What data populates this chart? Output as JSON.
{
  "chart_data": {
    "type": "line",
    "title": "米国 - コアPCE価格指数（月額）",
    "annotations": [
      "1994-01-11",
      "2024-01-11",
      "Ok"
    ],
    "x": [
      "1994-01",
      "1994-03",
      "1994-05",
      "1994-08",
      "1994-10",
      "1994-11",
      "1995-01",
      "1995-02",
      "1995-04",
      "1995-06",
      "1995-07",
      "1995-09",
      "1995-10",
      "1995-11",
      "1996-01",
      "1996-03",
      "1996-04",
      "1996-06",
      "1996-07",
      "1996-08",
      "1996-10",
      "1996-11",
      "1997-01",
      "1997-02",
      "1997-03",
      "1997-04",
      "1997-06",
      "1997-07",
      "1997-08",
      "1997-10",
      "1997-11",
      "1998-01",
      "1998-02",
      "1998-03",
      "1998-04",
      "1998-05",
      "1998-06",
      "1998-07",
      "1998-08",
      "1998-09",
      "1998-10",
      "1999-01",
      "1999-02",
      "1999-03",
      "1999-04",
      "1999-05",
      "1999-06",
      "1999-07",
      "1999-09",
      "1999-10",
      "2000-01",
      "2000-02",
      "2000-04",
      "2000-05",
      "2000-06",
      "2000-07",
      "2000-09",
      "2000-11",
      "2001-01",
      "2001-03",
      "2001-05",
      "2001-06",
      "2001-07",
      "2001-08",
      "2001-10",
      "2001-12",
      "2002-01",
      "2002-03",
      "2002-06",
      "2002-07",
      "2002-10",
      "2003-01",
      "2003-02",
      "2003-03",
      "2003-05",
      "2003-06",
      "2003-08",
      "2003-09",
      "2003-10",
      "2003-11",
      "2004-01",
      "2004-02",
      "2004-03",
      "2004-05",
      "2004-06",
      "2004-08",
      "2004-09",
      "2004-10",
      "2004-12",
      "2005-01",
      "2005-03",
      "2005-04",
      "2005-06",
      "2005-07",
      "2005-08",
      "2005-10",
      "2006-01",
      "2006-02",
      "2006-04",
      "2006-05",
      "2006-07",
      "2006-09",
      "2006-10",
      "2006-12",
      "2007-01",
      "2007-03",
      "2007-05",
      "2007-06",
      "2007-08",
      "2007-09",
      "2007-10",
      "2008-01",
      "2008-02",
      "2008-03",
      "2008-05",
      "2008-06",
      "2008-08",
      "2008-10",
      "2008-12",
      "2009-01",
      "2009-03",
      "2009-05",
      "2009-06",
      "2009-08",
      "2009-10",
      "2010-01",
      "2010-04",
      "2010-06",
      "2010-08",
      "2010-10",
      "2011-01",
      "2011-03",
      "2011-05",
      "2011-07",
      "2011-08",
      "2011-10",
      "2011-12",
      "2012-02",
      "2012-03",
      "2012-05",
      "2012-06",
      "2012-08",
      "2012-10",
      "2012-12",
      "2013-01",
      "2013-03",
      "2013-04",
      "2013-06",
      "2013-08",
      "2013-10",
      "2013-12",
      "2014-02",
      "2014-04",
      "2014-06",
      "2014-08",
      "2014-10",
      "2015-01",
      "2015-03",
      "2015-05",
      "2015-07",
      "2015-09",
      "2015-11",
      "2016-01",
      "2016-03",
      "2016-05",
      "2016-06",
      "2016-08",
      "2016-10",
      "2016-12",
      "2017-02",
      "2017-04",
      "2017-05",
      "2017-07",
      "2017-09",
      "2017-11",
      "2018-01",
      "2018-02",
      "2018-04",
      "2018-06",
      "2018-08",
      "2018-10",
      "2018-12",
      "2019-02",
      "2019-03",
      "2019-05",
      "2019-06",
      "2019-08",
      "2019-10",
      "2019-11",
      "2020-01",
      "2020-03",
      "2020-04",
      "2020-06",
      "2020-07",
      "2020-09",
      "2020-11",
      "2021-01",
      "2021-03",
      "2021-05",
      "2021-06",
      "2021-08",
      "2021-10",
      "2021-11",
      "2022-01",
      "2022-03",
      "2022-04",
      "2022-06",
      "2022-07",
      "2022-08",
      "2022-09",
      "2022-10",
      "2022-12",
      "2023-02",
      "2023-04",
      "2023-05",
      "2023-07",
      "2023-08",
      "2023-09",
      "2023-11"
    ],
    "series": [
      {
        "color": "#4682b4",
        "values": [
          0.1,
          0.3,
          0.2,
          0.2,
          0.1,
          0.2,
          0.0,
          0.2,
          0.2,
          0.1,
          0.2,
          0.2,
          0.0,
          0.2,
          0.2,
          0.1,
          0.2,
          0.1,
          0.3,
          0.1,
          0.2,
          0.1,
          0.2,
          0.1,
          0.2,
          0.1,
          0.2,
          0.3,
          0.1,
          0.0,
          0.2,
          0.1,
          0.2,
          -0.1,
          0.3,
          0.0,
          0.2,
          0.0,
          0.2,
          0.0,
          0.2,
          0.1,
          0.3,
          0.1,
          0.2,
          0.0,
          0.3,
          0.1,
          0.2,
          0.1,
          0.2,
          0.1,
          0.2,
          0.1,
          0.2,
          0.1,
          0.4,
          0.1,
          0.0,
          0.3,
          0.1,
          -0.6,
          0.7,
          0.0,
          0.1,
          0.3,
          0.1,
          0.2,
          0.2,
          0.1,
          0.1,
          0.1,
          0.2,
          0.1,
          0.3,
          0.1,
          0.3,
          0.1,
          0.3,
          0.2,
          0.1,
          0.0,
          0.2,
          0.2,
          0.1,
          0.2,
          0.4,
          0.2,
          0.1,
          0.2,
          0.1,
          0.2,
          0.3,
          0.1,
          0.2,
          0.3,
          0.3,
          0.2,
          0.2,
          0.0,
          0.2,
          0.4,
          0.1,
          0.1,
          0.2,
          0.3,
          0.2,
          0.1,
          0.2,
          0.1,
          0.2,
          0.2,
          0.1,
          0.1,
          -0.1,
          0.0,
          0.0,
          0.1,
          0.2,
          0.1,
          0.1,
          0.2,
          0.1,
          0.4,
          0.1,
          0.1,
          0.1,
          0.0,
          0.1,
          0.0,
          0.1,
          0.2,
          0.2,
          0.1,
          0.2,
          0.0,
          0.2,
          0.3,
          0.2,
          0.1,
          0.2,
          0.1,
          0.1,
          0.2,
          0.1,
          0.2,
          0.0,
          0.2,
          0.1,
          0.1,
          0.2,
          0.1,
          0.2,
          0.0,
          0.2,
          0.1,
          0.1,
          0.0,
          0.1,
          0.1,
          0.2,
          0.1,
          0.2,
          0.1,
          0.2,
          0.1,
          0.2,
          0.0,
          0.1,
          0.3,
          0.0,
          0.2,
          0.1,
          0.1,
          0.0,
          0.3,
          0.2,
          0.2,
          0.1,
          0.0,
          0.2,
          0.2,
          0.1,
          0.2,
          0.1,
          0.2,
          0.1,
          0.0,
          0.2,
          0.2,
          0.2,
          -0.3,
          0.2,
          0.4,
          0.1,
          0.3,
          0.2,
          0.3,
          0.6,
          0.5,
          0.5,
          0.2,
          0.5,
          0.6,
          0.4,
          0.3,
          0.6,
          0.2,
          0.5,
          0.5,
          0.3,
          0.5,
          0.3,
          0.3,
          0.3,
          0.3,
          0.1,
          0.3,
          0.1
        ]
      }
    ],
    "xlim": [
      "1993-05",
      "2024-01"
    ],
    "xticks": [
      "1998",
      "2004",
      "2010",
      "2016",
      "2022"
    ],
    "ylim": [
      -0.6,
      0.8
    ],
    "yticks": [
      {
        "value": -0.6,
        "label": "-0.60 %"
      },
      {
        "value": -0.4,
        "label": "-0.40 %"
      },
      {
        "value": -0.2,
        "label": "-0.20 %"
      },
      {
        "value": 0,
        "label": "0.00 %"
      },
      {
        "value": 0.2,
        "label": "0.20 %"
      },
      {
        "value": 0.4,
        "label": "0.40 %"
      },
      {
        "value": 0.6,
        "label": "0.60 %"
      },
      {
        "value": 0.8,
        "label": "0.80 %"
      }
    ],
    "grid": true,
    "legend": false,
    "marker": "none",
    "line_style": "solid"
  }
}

· · ·

> [YOUR GOAL]: Of all the lines in the listing above, how many include "label"? Write only the number.

> [EXERCISE RESULT]: 8